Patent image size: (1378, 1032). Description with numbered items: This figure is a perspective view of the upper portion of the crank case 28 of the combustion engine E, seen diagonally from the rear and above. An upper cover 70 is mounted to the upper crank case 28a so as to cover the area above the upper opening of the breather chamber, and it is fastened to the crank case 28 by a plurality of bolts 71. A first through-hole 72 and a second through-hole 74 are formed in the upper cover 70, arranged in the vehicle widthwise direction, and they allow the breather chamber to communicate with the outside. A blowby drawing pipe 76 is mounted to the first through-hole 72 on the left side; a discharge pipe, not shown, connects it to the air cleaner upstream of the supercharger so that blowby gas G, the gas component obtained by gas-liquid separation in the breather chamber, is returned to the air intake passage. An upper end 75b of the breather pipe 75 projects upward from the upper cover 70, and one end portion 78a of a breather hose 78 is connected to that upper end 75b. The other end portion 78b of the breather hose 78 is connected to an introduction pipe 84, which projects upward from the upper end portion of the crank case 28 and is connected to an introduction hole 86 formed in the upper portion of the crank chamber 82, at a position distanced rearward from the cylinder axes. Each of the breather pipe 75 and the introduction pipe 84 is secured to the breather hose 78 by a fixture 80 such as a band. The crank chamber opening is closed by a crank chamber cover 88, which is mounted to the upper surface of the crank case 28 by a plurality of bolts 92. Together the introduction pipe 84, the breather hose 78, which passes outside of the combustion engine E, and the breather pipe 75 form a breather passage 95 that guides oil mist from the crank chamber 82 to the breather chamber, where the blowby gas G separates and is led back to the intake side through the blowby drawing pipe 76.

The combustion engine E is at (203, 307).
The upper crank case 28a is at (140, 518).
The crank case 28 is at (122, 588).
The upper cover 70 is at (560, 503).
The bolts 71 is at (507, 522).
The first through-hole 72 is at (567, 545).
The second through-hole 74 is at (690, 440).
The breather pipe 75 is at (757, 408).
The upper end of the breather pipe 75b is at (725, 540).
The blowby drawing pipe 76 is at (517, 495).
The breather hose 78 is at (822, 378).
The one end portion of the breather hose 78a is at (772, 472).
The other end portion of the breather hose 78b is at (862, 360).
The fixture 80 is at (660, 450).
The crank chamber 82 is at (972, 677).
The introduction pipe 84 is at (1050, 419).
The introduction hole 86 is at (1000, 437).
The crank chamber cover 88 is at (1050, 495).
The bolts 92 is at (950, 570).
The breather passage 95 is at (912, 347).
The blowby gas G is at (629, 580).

==============================

Written problem — Reproduce every line of the listing above word for word, changing nothing.

Solution for this exercise —
Patent image size: (1378, 1032). Description with numbered items: This figure is a perspective view of the upper portion of the crank case 28 of the combustion engine E, seen diagonally from the rear and above. An upper cover 70 is mounted to the upper crank case 28a so as to cover the area above the upper opening of the breather chamber, and it is fastened to the crank case 28 by a plurality of bolts 71. A first through-hole 72 and a second through-hole 74 are formed in the upper cover 70, arranged in the vehicle widthwise direction, and they allow the breather chamber to communicate with the outside. A blowby drawing pipe 76 is mounted to the first through-hole 72 on the left side; a discharge pipe, not shown, connects it to the air cleaner upstream of the supercharger so that blowby gas G, the gas component obtained by gas-liquid separation in the breather chamber, is returned to the air intake passage. An upper end 75b of the breather pipe 75 projects upward from the upper cover 70, and one end portion 78a of a breather hose 78 is connected to that upper end 75b. The other end portion 78b of the breather hose 78 is connected to an introduction pipe 84, which projects upward from the upper end portion of the crank case 28 and is connected to an introduction hole 86 formed in the upper portion of the crank chamber 82, at a position distanced rearward from the cylinder axes. Each of the breather pipe 75 and the introduction pipe 84 is secured to the breather hose 78 by a fixture 80 such as a band. The crank chamber opening is closed by a crank chamber cover 88, which is mounted to the upper surface of the crank case 28 by a plurality of bolts 92. Together the introduction pipe 84, the breather hose 78, which passes outside of the combustion engine E, and the breather pipe 75 form a breather passage 95 that guides oil mist from the crank chamber 82 to the breather chamber, where the blowby gas G separates and is led back to the intake side through the blowby drawing pipe 76.

The combustion engine E is at (203, 307).
The upper crank case 28a is at (140, 518).
The crank case 28 is at (122, 588).
The upper cover 70 is at (560, 503).
The bolts 71 is at (507, 522).
The first through-hole 72 is at (567, 545).
The second through-hole 74 is at (690, 440).
The breather pipe 75 is at (757, 408).
The upper end of the breather pipe 75b is at (725, 540).
The blowby drawing pipe 76 is at (517, 495).
The breather hose 78 is at (822, 378).
The one end portion of the breather hose 78a is at (772, 472).
The other end portion of the breather hose 78b is at (862, 360).
The fixture 80 is at (660, 450).
The crank chamber 82 is at (972, 677).
The introduction pipe 84 is at (1050, 419).
The introduction hole 86 is at (1000, 437).
The crank chamber cover 88 is at (1050, 495).
The bolts 92 is at (950, 570).
The breather passage 95 is at (912, 347).
The blowby gas G is at (629, 580).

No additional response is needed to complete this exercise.